**TASK DIRECTIONS**
From the listing that follows, output everything exactly except the pictures.

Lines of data
--------------------------------

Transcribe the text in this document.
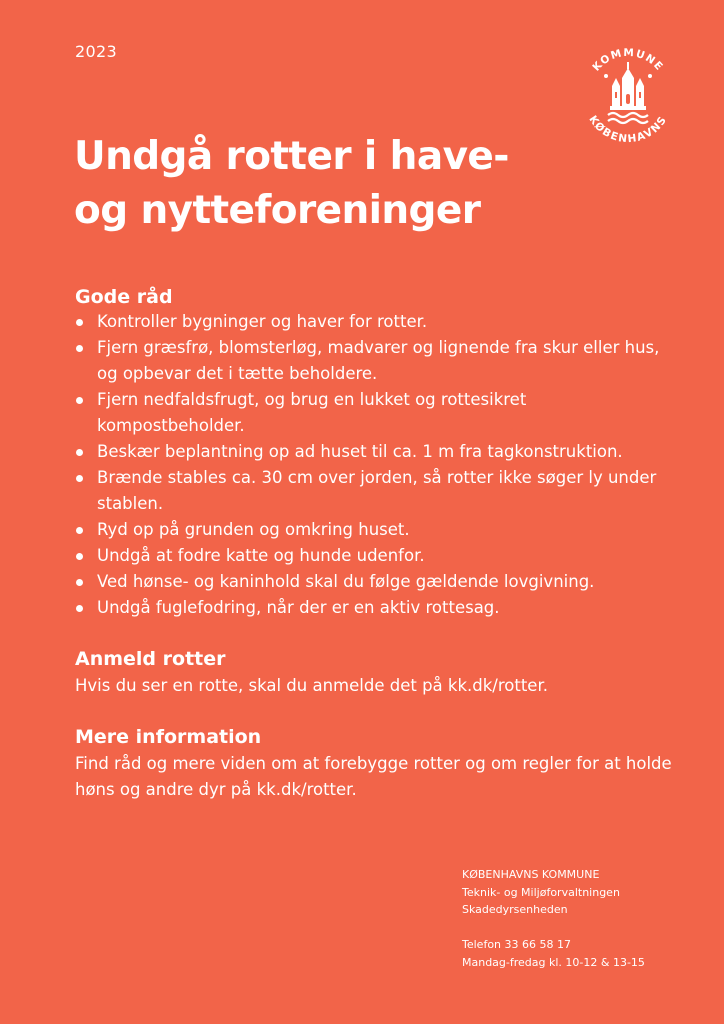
2023
KOMMUNE
KØBENHAVNS
Undgå rotter i have-
og nytteforeninger
Gode råd
Kontroller bygninger og haver for rotter.
Fjern græsfrø, blomsterløg, madvarer og lignende fra skur eller hus, og opbevar det i tætte beholdere.
Fjern nedfaldsfrugt, og brug en lukket og rottesikret kompostbeholder.
Beskær beplantning op ad huset til ca. 1 m fra tagkonstruktion.
Brænde stables ca. 30 cm over jorden, så rotter ikke søger ly under stablen.
Ryd op på grunden og omkring huset.
Undgå at fodre katte og hunde udenfor.
Ved hønse- og kaninhold skal du følge gældende lovgivning.
Undgå fuglefodring, når der er en aktiv rottesag.
Anmeld rotter

Hvis du ser en rotte, skal du anmelde det på kk.dk/rotter.

Mere information

Find råd og mere viden om at forebygge rotter og om regler for at holde høns og andre dyr på kk.dk/rotter.

KØBENHAVNS KOMMUNE
Teknik- og Miljøforvaltningen
Skadedyrsenheden
Telefon 33 66 58 17
Mandag-fredag kl. 10-12 & 13-15
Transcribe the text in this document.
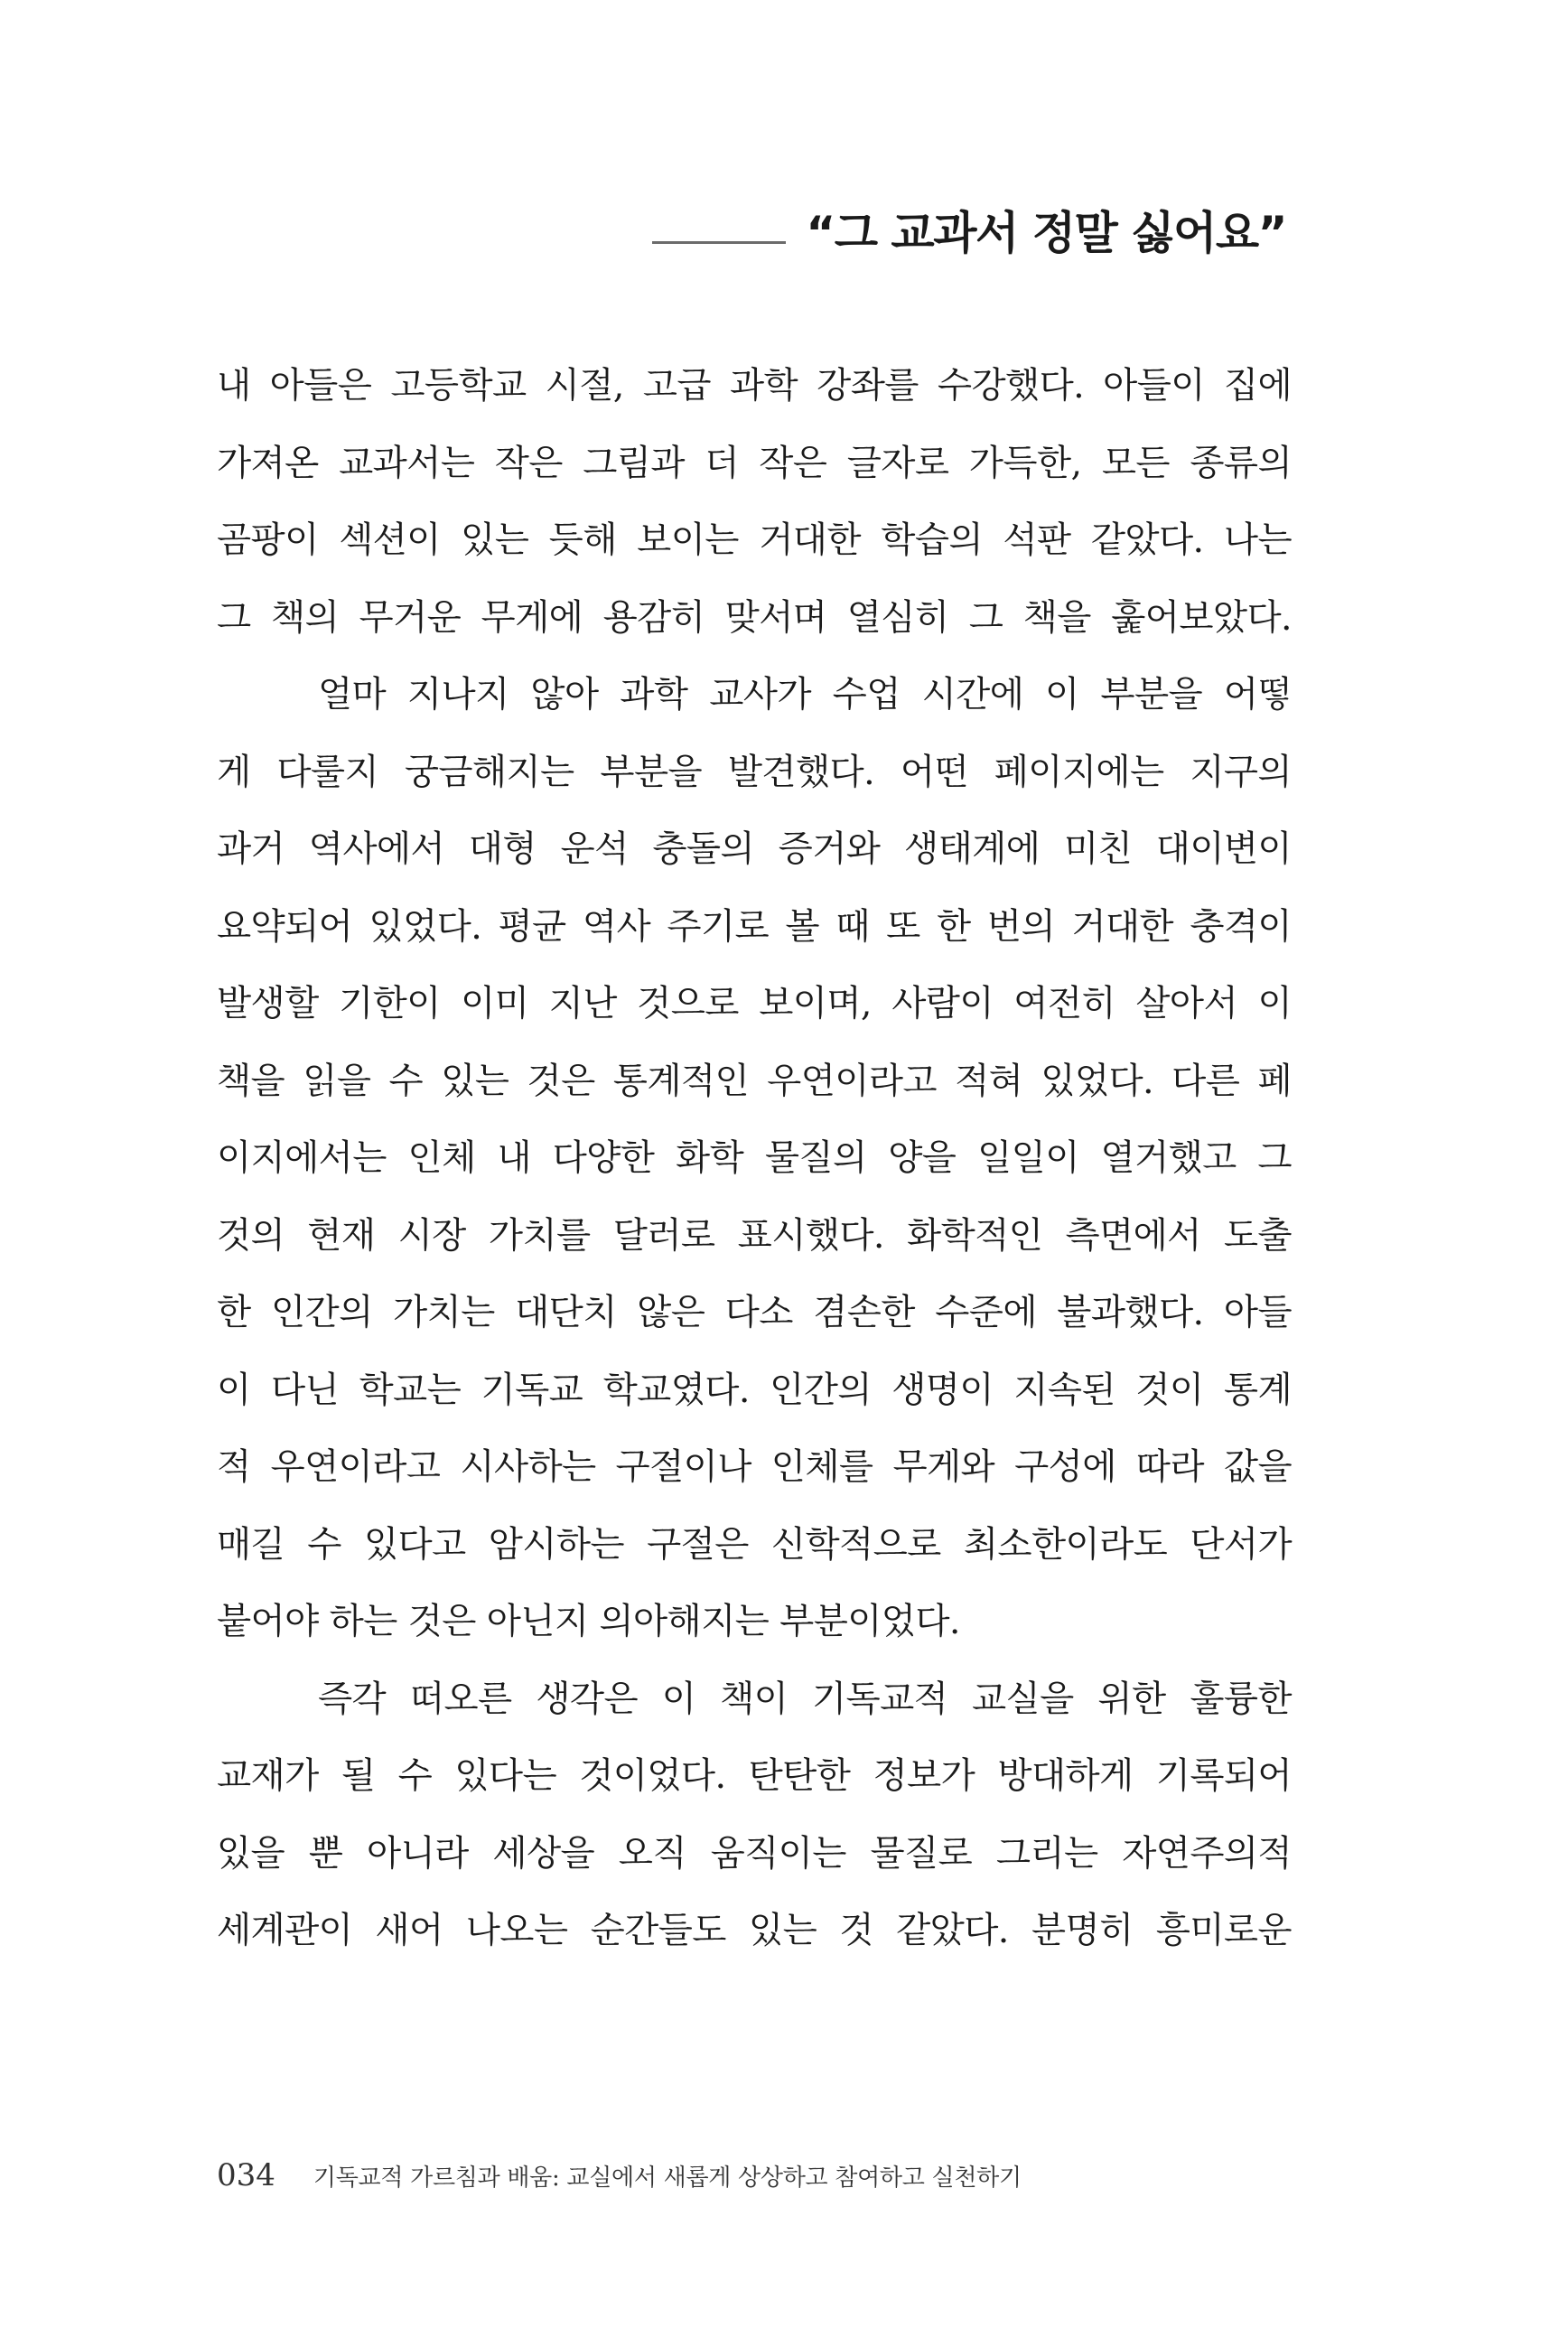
“그 교과서 정말 싫어요”
내 아들은 고등학교 시절, 고급 과학 강좌를 수강했다. 아들이 집에
가져온 교과서는 작은 그림과 더 작은 글자로 가득한, 모든 종류의
곰팡이 섹션이 있는 듯해 보이는 거대한 학습의 석판 같았다. 나는
그 책의 무거운 무게에 용감히 맞서며 열심히 그 책을 훑어보았다.
얼마 지나지 않아 과학 교사가 수업 시간에 이 부분을 어떻
게 다룰지 궁금해지는 부분을 발견했다. 어떤 페이지에는 지구의
과거 역사에서 대형 운석 충돌의 증거와 생태계에 미친 대이변이
요약되어 있었다. 평균 역사 주기로 볼 때 또 한 번의 거대한 충격이
발생할 기한이 이미 지난 것으로 보이며, 사람이 여전히 살아서 이
책을 읽을 수 있는 것은 통계적인 우연이라고 적혀 있었다. 다른 페
이지에서는 인체 내 다양한 화학 물질의 양을 일일이 열거했고 그
것의 현재 시장 가치를 달러로 표시했다. 화학적인 측면에서 도출
한 인간의 가치는 대단치 않은 다소 겸손한 수준에 불과했다. 아들
이 다닌 학교는 기독교 학교였다. 인간의 생명이 지속된 것이 통계
적 우연이라고 시사하는 구절이나 인체를 무게와 구성에 따라 값을
매길 수 있다고 암시하는 구절은 신학적으로 최소한이라도 단서가
붙어야 하는 것은 아닌지 의아해지는 부분이었다.
즉각 떠오른 생각은 이 책이 기독교적 교실을 위한 훌륭한
교재가 될 수 있다는 것이었다. 탄탄한 정보가 방대하게 기록되어
있을 뿐 아니라 세상을 오직 움직이는 물질로 그리는 자연주의적
세계관이 새어 나오는 순간들도 있는 것 같았다. 분명히 흥미로운
034 기독교적 가르침과 배움: 교실에서 새롭게 상상하고 참여하고 실천하기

--------------------------------

**TASK RESULT**
Transcribe the text in this document.
2023
KOMMUNE
KØBENHAVNS
Undgå rotter i have-
og nytteforeninger
Gode råd
Kontroller bygninger og haver for rotter.
Fjern græsfrø, blomsterløg, madvarer og lignende fra skur eller hus, og opbevar det i tætte beholdere.
Fjern nedfaldsfrugt, og brug en lukket og rottesikret kompostbeholder.
Beskær beplantning op ad huset til ca. 1 m fra tagkonstruktion.
Brænde stables ca. 30 cm over jorden, så rotter ikke søger ly under stablen.
Ryd op på grunden og omkring huset.
Undgå at fodre katte og hunde udenfor.
Ved hønse- og kaninhold skal du følge gældende lovgivning.
Undgå fuglefodring, når der er en aktiv rottesag.
Anmeld rotter

Hvis du ser en rotte, skal du anmelde det på kk.dk/rotter.

Mere information

Find råd og mere viden om at forebygge rotter og om regler for at holde høns og andre dyr på kk.dk/rotter.

KØBENHAVNS KOMMUNE
Teknik- og Miljøforvaltningen
Skadedyrsenheden
Telefon 33 66 58 17
Mandag-fredag kl. 10-12 & 13-15
Transcribe the text in this document.
“그 교과서 정말 싫어요”
내 아들은 고등학교 시절, 고급 과학 강좌를 수강했다. 아들이 집에
가져온 교과서는 작은 그림과 더 작은 글자로 가득한, 모든 종류의
곰팡이 섹션이 있는 듯해 보이는 거대한 학습의 석판 같았다. 나는
그 책의 무거운 무게에 용감히 맞서며 열심히 그 책을 훑어보았다.
얼마 지나지 않아 과학 교사가 수업 시간에 이 부분을 어떻
게 다룰지 궁금해지는 부분을 발견했다. 어떤 페이지에는 지구의
과거 역사에서 대형 운석 충돌의 증거와 생태계에 미친 대이변이
요약되어 있었다. 평균 역사 주기로 볼 때 또 한 번의 거대한 충격이
발생할 기한이 이미 지난 것으로 보이며, 사람이 여전히 살아서 이
책을 읽을 수 있는 것은 통계적인 우연이라고 적혀 있었다. 다른 페
이지에서는 인체 내 다양한 화학 물질의 양을 일일이 열거했고 그
것의 현재 시장 가치를 달러로 표시했다. 화학적인 측면에서 도출
한 인간의 가치는 대단치 않은 다소 겸손한 수준에 불과했다. 아들
이 다닌 학교는 기독교 학교였다. 인간의 생명이 지속된 것이 통계
적 우연이라고 시사하는 구절이나 인체를 무게와 구성에 따라 값을
매길 수 있다고 암시하는 구절은 신학적으로 최소한이라도 단서가
붙어야 하는 것은 아닌지 의아해지는 부분이었다.
즉각 떠오른 생각은 이 책이 기독교적 교실을 위한 훌륭한
교재가 될 수 있다는 것이었다. 탄탄한 정보가 방대하게 기록되어
있을 뿐 아니라 세상을 오직 움직이는 물질로 그리는 자연주의적
세계관이 새어 나오는 순간들도 있는 것 같았다. 분명히 흥미로운
034 기독교적 가르침과 배움: 교실에서 새롭게 상상하고 참여하고 실천하기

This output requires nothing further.